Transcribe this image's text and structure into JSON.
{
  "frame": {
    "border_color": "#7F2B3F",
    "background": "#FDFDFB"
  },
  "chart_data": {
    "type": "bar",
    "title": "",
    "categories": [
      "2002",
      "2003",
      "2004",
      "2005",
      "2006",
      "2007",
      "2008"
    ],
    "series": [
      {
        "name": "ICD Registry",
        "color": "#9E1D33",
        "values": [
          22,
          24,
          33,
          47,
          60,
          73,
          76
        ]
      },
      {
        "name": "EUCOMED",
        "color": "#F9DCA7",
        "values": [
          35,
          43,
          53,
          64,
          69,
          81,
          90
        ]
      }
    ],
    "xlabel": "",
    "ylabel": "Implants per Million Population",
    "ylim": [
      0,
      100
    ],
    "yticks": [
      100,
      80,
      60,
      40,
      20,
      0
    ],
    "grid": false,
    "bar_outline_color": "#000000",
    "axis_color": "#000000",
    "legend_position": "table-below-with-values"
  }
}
-----
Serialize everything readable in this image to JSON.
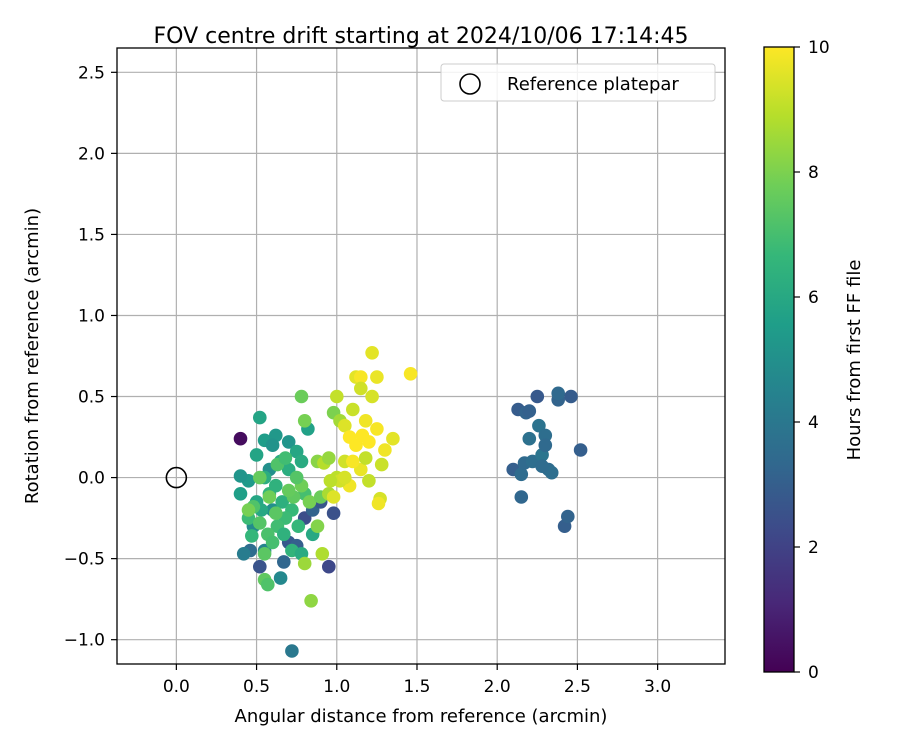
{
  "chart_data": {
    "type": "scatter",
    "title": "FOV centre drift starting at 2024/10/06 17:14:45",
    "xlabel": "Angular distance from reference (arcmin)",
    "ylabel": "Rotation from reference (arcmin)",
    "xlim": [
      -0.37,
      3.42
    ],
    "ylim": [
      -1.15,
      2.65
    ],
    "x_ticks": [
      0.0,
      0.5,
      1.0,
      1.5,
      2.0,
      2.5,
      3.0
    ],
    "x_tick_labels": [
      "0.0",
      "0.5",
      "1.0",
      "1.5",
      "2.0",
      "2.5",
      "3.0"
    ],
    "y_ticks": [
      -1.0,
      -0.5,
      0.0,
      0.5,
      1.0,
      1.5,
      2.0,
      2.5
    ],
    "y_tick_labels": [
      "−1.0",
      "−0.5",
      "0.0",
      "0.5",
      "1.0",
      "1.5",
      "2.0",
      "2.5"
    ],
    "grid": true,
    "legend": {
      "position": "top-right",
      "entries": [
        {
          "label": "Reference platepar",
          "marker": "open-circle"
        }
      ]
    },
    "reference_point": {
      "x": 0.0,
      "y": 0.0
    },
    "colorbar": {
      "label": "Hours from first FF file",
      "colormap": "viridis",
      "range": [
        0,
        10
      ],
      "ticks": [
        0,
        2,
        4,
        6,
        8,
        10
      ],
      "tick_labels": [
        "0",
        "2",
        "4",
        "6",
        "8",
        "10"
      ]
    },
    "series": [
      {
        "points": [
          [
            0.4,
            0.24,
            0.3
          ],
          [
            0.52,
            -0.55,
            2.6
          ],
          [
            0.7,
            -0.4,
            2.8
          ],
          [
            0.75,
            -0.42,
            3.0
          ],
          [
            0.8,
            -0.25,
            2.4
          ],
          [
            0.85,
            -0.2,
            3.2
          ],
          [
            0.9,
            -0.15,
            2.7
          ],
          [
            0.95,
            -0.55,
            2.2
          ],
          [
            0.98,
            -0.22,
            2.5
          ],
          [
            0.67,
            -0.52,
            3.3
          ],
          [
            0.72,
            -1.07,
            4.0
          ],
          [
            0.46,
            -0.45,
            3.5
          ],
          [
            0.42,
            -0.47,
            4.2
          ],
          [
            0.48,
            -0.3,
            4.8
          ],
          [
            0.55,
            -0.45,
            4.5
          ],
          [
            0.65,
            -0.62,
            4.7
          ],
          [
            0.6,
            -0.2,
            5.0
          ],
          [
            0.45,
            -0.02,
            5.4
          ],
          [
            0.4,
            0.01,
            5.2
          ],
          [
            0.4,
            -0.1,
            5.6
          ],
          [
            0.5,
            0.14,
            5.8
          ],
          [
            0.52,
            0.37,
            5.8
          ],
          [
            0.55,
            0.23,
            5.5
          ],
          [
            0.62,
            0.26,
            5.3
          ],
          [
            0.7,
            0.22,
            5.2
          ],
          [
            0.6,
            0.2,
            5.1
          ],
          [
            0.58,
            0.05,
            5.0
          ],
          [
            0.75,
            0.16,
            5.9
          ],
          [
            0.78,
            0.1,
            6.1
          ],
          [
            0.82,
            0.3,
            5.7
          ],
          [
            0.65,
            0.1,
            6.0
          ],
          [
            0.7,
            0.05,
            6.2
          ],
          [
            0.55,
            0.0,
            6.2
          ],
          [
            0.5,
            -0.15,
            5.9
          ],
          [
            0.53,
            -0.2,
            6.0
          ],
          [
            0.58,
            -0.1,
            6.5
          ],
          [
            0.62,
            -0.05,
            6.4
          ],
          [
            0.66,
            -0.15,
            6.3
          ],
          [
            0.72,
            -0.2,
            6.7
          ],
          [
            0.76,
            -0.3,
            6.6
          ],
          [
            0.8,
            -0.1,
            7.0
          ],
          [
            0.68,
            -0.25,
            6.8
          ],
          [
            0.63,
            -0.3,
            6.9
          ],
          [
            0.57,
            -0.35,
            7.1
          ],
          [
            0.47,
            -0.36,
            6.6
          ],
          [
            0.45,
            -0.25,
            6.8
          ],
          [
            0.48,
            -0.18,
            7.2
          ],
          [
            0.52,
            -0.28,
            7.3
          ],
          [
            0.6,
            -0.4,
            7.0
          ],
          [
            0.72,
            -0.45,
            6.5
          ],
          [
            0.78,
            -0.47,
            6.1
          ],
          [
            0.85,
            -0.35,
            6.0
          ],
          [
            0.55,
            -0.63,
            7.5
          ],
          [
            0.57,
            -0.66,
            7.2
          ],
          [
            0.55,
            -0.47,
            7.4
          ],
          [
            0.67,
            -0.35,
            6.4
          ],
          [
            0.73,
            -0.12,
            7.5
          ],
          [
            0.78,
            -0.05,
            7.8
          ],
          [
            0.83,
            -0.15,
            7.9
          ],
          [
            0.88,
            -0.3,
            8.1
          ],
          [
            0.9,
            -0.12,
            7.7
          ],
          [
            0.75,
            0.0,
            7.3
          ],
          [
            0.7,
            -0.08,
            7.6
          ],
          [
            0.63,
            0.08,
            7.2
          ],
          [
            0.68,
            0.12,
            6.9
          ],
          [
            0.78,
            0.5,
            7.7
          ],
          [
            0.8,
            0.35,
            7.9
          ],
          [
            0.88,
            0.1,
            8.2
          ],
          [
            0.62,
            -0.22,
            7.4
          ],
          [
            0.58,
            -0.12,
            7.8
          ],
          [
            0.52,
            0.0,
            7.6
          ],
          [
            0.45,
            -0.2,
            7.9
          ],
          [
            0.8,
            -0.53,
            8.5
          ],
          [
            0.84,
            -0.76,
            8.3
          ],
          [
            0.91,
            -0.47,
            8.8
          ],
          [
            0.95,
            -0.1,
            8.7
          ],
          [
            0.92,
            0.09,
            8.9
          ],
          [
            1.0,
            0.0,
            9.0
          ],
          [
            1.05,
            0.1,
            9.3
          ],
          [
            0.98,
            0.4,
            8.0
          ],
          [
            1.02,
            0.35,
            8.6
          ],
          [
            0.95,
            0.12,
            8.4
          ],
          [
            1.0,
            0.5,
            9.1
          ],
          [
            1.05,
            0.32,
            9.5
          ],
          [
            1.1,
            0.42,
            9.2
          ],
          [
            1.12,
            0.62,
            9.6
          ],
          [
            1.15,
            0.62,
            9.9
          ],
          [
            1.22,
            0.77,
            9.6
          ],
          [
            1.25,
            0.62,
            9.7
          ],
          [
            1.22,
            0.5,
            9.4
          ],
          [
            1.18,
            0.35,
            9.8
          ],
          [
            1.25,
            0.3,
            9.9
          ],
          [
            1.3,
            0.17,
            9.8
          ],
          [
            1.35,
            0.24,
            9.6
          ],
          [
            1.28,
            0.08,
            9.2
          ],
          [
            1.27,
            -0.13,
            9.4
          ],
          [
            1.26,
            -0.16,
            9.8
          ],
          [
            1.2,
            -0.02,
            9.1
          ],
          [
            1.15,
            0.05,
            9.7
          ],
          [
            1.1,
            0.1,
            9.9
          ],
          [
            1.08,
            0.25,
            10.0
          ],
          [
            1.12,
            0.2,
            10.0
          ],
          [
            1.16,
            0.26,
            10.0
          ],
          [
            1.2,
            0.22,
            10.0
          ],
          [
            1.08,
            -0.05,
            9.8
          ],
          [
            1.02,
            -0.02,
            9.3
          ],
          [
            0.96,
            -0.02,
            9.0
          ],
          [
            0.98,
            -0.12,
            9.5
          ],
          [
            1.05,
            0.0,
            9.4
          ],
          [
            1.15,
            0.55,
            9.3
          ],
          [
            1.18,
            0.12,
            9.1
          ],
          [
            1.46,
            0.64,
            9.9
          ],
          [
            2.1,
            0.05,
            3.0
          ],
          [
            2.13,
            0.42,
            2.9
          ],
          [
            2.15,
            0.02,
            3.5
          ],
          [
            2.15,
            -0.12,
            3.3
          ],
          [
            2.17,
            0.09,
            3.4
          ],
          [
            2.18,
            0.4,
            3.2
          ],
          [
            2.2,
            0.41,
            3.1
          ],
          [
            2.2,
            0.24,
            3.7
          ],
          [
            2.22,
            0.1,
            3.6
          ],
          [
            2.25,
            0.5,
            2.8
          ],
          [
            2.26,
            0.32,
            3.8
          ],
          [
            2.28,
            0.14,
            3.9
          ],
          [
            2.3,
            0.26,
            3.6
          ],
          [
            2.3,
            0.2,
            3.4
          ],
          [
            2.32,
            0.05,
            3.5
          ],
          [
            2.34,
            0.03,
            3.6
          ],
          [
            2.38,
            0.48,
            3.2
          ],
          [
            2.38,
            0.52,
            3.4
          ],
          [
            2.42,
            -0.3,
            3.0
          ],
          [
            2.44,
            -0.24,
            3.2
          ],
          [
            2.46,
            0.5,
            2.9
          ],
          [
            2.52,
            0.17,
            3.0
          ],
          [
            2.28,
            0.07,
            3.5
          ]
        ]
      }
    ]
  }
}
-----
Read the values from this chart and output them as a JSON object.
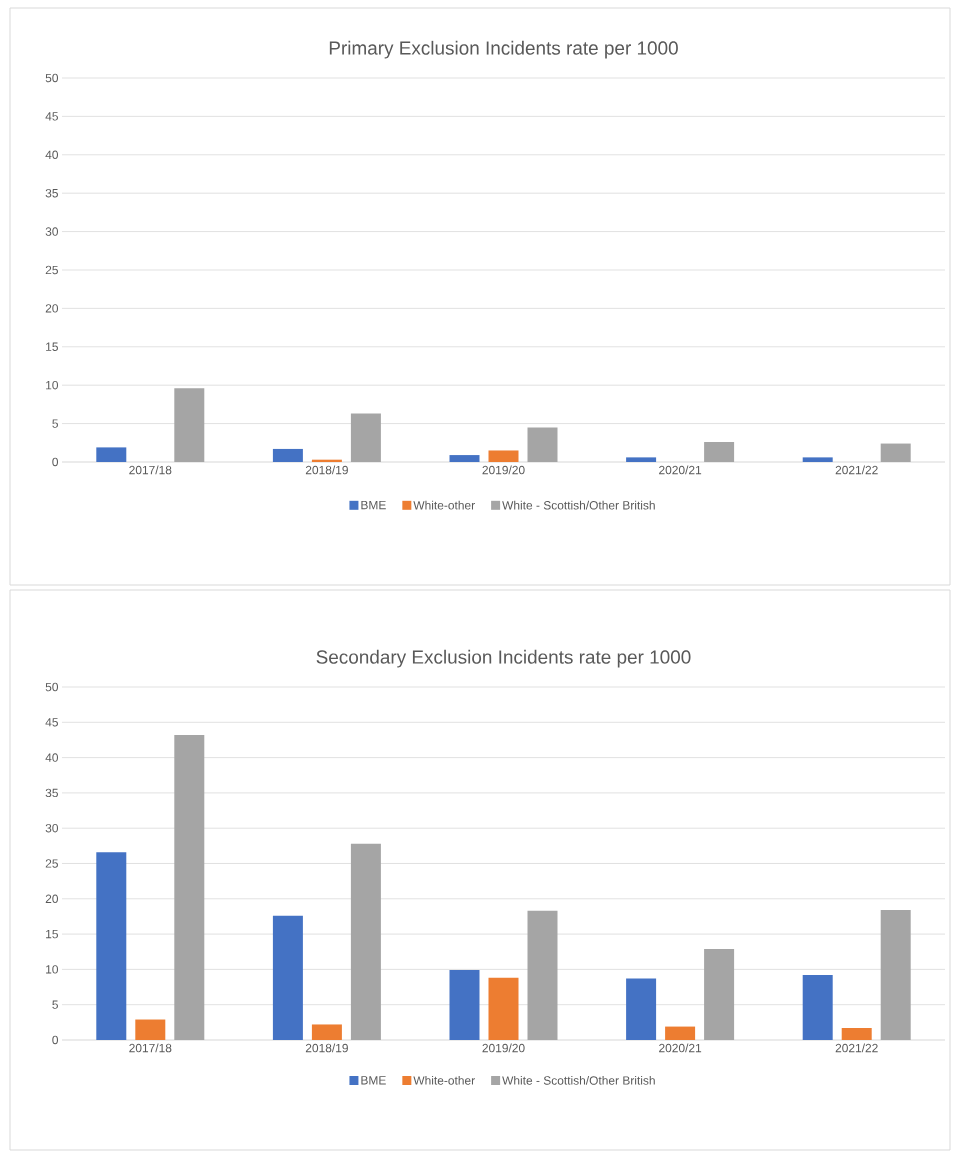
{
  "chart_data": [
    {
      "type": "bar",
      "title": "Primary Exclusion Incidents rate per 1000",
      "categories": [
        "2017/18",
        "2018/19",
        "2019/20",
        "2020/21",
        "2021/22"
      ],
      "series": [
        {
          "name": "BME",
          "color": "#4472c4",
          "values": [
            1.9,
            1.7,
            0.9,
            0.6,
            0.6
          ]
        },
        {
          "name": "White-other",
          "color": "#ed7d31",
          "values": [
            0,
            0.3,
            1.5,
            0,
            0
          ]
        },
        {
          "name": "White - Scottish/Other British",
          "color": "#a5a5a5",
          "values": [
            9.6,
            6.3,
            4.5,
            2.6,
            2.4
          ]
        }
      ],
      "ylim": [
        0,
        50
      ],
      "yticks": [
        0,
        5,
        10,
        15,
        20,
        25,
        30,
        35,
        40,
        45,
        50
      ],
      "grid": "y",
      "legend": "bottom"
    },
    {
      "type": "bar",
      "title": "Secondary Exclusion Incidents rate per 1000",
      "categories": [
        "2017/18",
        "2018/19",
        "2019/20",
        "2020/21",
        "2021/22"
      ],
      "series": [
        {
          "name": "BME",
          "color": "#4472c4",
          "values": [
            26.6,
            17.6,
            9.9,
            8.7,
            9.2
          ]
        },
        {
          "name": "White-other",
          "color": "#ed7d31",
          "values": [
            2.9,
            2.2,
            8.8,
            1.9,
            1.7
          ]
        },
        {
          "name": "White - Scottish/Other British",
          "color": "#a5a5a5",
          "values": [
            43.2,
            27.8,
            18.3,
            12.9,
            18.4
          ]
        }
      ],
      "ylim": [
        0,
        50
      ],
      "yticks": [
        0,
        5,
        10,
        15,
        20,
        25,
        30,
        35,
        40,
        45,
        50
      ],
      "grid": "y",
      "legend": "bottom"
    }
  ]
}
-----
▶ EXERCISE DETAILS:
Lines in the records that hold the word "rate" are to be counted; give only the total.

▶ RESULT:
2